(Figure record extracts)

----

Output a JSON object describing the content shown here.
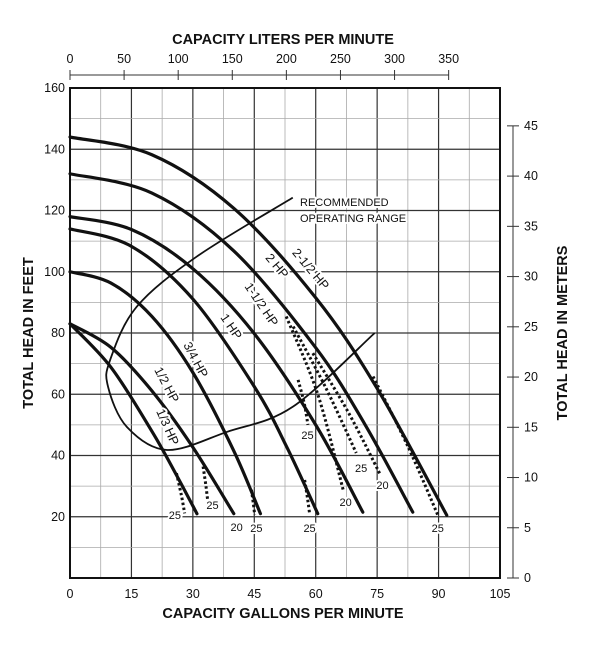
{
  "chart_data": {
    "type": "line",
    "title_top": "CAPACITY LITERS PER MINUTE",
    "xlabel": "CAPACITY GALLONS PER MINUTE",
    "ylabel": "TOTAL HEAD IN FEET",
    "ylabel_right": "TOTAL HEAD IN METERS",
    "xlim": [
      0,
      105
    ],
    "ylim": [
      0,
      160
    ],
    "x_ticks": [
      "0",
      "15",
      "30",
      "45",
      "60",
      "75",
      "90",
      "105"
    ],
    "x_tick_values": [
      0,
      15,
      30,
      45,
      60,
      75,
      90,
      105
    ],
    "y_ticks": [
      "20",
      "40",
      "60",
      "80",
      "100",
      "120",
      "140",
      "160"
    ],
    "y_tick_values": [
      20,
      40,
      60,
      80,
      100,
      120,
      140,
      160
    ],
    "top_ticks": [
      "0",
      "50",
      "100",
      "150",
      "200",
      "250",
      "300",
      "350"
    ],
    "top_tick_values": [
      0,
      50,
      100,
      150,
      200,
      250,
      300,
      350
    ],
    "right_ticks": [
      "0",
      "5",
      "10",
      "15",
      "20",
      "25",
      "30",
      "35",
      "40",
      "45"
    ],
    "right_tick_values": [
      0,
      5,
      10,
      15,
      20,
      25,
      30,
      35,
      40,
      45
    ],
    "grid": true,
    "series": [
      {
        "name": "2-1/2 HP",
        "label_at": [
          58,
          100
        ],
        "points": [
          [
            0,
            144
          ],
          [
            20,
            138.2
          ],
          [
            40,
            120.7
          ],
          [
            60,
            91.5
          ],
          [
            75,
            61.9
          ],
          [
            92,
            20.5
          ]
        ]
      },
      {
        "name": "2 HP",
        "label_at": [
          48.3,
          98.4
        ],
        "points": [
          [
            0,
            132
          ],
          [
            20,
            125.7
          ],
          [
            40,
            106.8
          ],
          [
            60,
            75.2
          ],
          [
            72,
            50.2
          ],
          [
            83.7,
            21.5
          ]
        ]
      },
      {
        "name": "1-1/2 HP",
        "label_at": [
          45.9,
          89.2
        ],
        "points": [
          [
            0,
            118
          ],
          [
            15,
            113.8
          ],
          [
            30,
            101
          ],
          [
            45,
            79.8
          ],
          [
            60,
            50
          ],
          [
            71.5,
            21.5
          ]
        ]
      },
      {
        "name": "1 HP",
        "label_at": [
          39,
          82
        ],
        "points": [
          [
            0,
            114
          ],
          [
            15,
            108.3
          ],
          [
            30,
            91.1
          ],
          [
            45,
            62.5
          ],
          [
            53,
            42.6
          ],
          [
            60.5,
            21
          ]
        ]
      },
      {
        "name": "3/4 HP",
        "label_at": [
          29.8,
          70.6
        ],
        "points": [
          [
            0,
            100
          ],
          [
            10,
            96.3
          ],
          [
            20,
            85.4
          ],
          [
            30,
            67.1
          ],
          [
            40,
            41.5
          ],
          [
            46.5,
            21
          ]
        ]
      },
      {
        "name": "1/2 HP",
        "label_at": [
          23.2,
          60.8
        ],
        "points": [
          [
            0,
            83
          ],
          [
            10,
            75.3
          ],
          [
            20,
            61.1
          ],
          [
            30,
            42.7
          ],
          [
            40,
            21
          ]
        ]
      },
      {
        "name": "1/3 HP",
        "label_at": [
          22.4,
          50.7
        ],
        "points": [
          [
            0,
            83
          ],
          [
            10,
            68.8
          ],
          [
            20,
            47.9
          ],
          [
            26,
            33.6
          ],
          [
            31,
            21
          ]
        ]
      }
    ],
    "dotted_branches": [
      {
        "points": [
          [
            26.0,
            34.2
          ],
          [
            27.2,
            27
          ],
          [
            28.0,
            21.1
          ]
        ]
      },
      {
        "points": [
          [
            32.5,
            36.4
          ],
          [
            33.2,
            30
          ],
          [
            33.7,
            24.4
          ]
        ]
      },
      {
        "points": [
          [
            44.3,
            28.8
          ],
          [
            44.8,
            24
          ],
          [
            45.1,
            20.6
          ]
        ]
      },
      {
        "points": [
          [
            55.7,
            64.7
          ],
          [
            57.2,
            57
          ],
          [
            58.1,
            50
          ]
        ]
      },
      {
        "points": [
          [
            57.3,
            32
          ],
          [
            58,
            26
          ],
          [
            58.5,
            21.1
          ]
        ]
      },
      {
        "points": [
          [
            52.8,
            85.4
          ],
          [
            60.5,
            60
          ],
          [
            66.7,
            28.8
          ]
        ]
      },
      {
        "points": [
          [
            54.5,
            82.1
          ],
          [
            62.5,
            62
          ],
          [
            69.9,
            40.8
          ]
        ]
      },
      {
        "points": [
          [
            59.3,
            73.4
          ],
          [
            68,
            54
          ],
          [
            75.6,
            34.2
          ]
        ]
      },
      {
        "points": [
          [
            74,
            65.8
          ],
          [
            82.5,
            43
          ],
          [
            89.8,
            20.6
          ]
        ]
      }
    ],
    "end_labels": [
      {
        "text": "25",
        "at": [
          25.6,
          20.6
        ]
      },
      {
        "text": "25",
        "at": [
          34.8,
          23.9
        ]
      },
      {
        "text": "20",
        "at": [
          40.7,
          16.7
        ]
      },
      {
        "text": "25",
        "at": [
          45.5,
          16.3
        ]
      },
      {
        "text": "25",
        "at": [
          58,
          46.7
        ]
      },
      {
        "text": "25",
        "at": [
          58.5,
          16.3
        ]
      },
      {
        "text": "20",
        "at": [
          67.3,
          24.8
        ]
      },
      {
        "text": "25",
        "at": [
          71.1,
          35.9
        ]
      },
      {
        "text": "20",
        "at": [
          76.3,
          30.4
        ]
      },
      {
        "text": "25",
        "at": [
          89.8,
          16.3
        ]
      }
    ],
    "operating_range": {
      "label_line1": "RECOMMENDED",
      "label_line2": "OPERATING RANGE",
      "points": [
        [
          54.4,
          124.2
        ],
        [
          31,
          105
        ],
        [
          16.3,
          88.6
        ],
        [
          9.8,
          71.2
        ],
        [
          9.3,
          62.4
        ],
        [
          13.9,
          49.3
        ],
        [
          23.7,
          41.8
        ],
        [
          38.3,
          47.7
        ],
        [
          54.4,
          55.9
        ],
        [
          74.4,
          80
        ]
      ]
    }
  }
}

----

Exclude every picture and copy the remaining data exactly.

Output a JSON object describing the content shown here.
{
  "chart_data": {
    "type": "line",
    "title_top": "CAPACITY LITERS PER MINUTE",
    "xlabel": "CAPACITY GALLONS PER MINUTE",
    "ylabel": "TOTAL HEAD IN FEET",
    "ylabel_right": "TOTAL HEAD IN METERS",
    "xlim": [
      0,
      105
    ],
    "ylim": [
      0,
      160
    ],
    "x_ticks": [
      "0",
      "15",
      "30",
      "45",
      "60",
      "75",
      "90",
      "105"
    ],
    "x_tick_values": [
      0,
      15,
      30,
      45,
      60,
      75,
      90,
      105
    ],
    "y_ticks": [
      "20",
      "40",
      "60",
      "80",
      "100",
      "120",
      "140",
      "160"
    ],
    "y_tick_values": [
      20,
      40,
      60,
      80,
      100,
      120,
      140,
      160
    ],
    "top_ticks": [
      "0",
      "50",
      "100",
      "150",
      "200",
      "250",
      "300",
      "350"
    ],
    "top_tick_values": [
      0,
      50,
      100,
      150,
      200,
      250,
      300,
      350
    ],
    "right_ticks": [
      "0",
      "5",
      "10",
      "15",
      "20",
      "25",
      "30",
      "35",
      "40",
      "45"
    ],
    "right_tick_values": [
      0,
      5,
      10,
      15,
      20,
      25,
      30,
      35,
      40,
      45
    ],
    "grid": true,
    "series": [
      {
        "name": "2-1/2 HP",
        "label_at": [
          58,
          100
        ],
        "points": [
          [
            0,
            144
          ],
          [
            20,
            138.2
          ],
          [
            40,
            120.7
          ],
          [
            60,
            91.5
          ],
          [
            75,
            61.9
          ],
          [
            92,
            20.5
          ]
        ]
      },
      {
        "name": "2 HP",
        "label_at": [
          48.3,
          98.4
        ],
        "points": [
          [
            0,
            132
          ],
          [
            20,
            125.7
          ],
          [
            40,
            106.8
          ],
          [
            60,
            75.2
          ],
          [
            72,
            50.2
          ],
          [
            83.7,
            21.5
          ]
        ]
      },
      {
        "name": "1-1/2 HP",
        "label_at": [
          45.9,
          89.2
        ],
        "points": [
          [
            0,
            118
          ],
          [
            15,
            113.8
          ],
          [
            30,
            101
          ],
          [
            45,
            79.8
          ],
          [
            60,
            50
          ],
          [
            71.5,
            21.5
          ]
        ]
      },
      {
        "name": "1 HP",
        "label_at": [
          39,
          82
        ],
        "points": [
          [
            0,
            114
          ],
          [
            15,
            108.3
          ],
          [
            30,
            91.1
          ],
          [
            45,
            62.5
          ],
          [
            53,
            42.6
          ],
          [
            60.5,
            21
          ]
        ]
      },
      {
        "name": "3/4 HP",
        "label_at": [
          29.8,
          70.6
        ],
        "points": [
          [
            0,
            100
          ],
          [
            10,
            96.3
          ],
          [
            20,
            85.4
          ],
          [
            30,
            67.1
          ],
          [
            40,
            41.5
          ],
          [
            46.5,
            21
          ]
        ]
      },
      {
        "name": "1/2 HP",
        "label_at": [
          23.2,
          60.8
        ],
        "points": [
          [
            0,
            83
          ],
          [
            10,
            75.3
          ],
          [
            20,
            61.1
          ],
          [
            30,
            42.7
          ],
          [
            40,
            21
          ]
        ]
      },
      {
        "name": "1/3 HP",
        "label_at": [
          22.4,
          50.7
        ],
        "points": [
          [
            0,
            83
          ],
          [
            10,
            68.8
          ],
          [
            20,
            47.9
          ],
          [
            26,
            33.6
          ],
          [
            31,
            21
          ]
        ]
      }
    ],
    "dotted_branches": [
      {
        "points": [
          [
            26.0,
            34.2
          ],
          [
            27.2,
            27
          ],
          [
            28.0,
            21.1
          ]
        ]
      },
      {
        "points": [
          [
            32.5,
            36.4
          ],
          [
            33.2,
            30
          ],
          [
            33.7,
            24.4
          ]
        ]
      },
      {
        "points": [
          [
            44.3,
            28.8
          ],
          [
            44.8,
            24
          ],
          [
            45.1,
            20.6
          ]
        ]
      },
      {
        "points": [
          [
            55.7,
            64.7
          ],
          [
            57.2,
            57
          ],
          [
            58.1,
            50
          ]
        ]
      },
      {
        "points": [
          [
            57.3,
            32
          ],
          [
            58,
            26
          ],
          [
            58.5,
            21.1
          ]
        ]
      },
      {
        "points": [
          [
            52.8,
            85.4
          ],
          [
            60.5,
            60
          ],
          [
            66.7,
            28.8
          ]
        ]
      },
      {
        "points": [
          [
            54.5,
            82.1
          ],
          [
            62.5,
            62
          ],
          [
            69.9,
            40.8
          ]
        ]
      },
      {
        "points": [
          [
            59.3,
            73.4
          ],
          [
            68,
            54
          ],
          [
            75.6,
            34.2
          ]
        ]
      },
      {
        "points": [
          [
            74,
            65.8
          ],
          [
            82.5,
            43
          ],
          [
            89.8,
            20.6
          ]
        ]
      }
    ],
    "end_labels": [
      {
        "text": "25",
        "at": [
          25.6,
          20.6
        ]
      },
      {
        "text": "25",
        "at": [
          34.8,
          23.9
        ]
      },
      {
        "text": "20",
        "at": [
          40.7,
          16.7
        ]
      },
      {
        "text": "25",
        "at": [
          45.5,
          16.3
        ]
      },
      {
        "text": "25",
        "at": [
          58,
          46.7
        ]
      },
      {
        "text": "25",
        "at": [
          58.5,
          16.3
        ]
      },
      {
        "text": "20",
        "at": [
          67.3,
          24.8
        ]
      },
      {
        "text": "25",
        "at": [
          71.1,
          35.9
        ]
      },
      {
        "text": "20",
        "at": [
          76.3,
          30.4
        ]
      },
      {
        "text": "25",
        "at": [
          89.8,
          16.3
        ]
      }
    ],
    "operating_range": {
      "label_line1": "RECOMMENDED",
      "label_line2": "OPERATING RANGE",
      "points": [
        [
          54.4,
          124.2
        ],
        [
          31,
          105
        ],
        [
          16.3,
          88.6
        ],
        [
          9.8,
          71.2
        ],
        [
          9.3,
          62.4
        ],
        [
          13.9,
          49.3
        ],
        [
          23.7,
          41.8
        ],
        [
          38.3,
          47.7
        ],
        [
          54.4,
          55.9
        ],
        [
          74.4,
          80
        ]
      ]
    }
  }
}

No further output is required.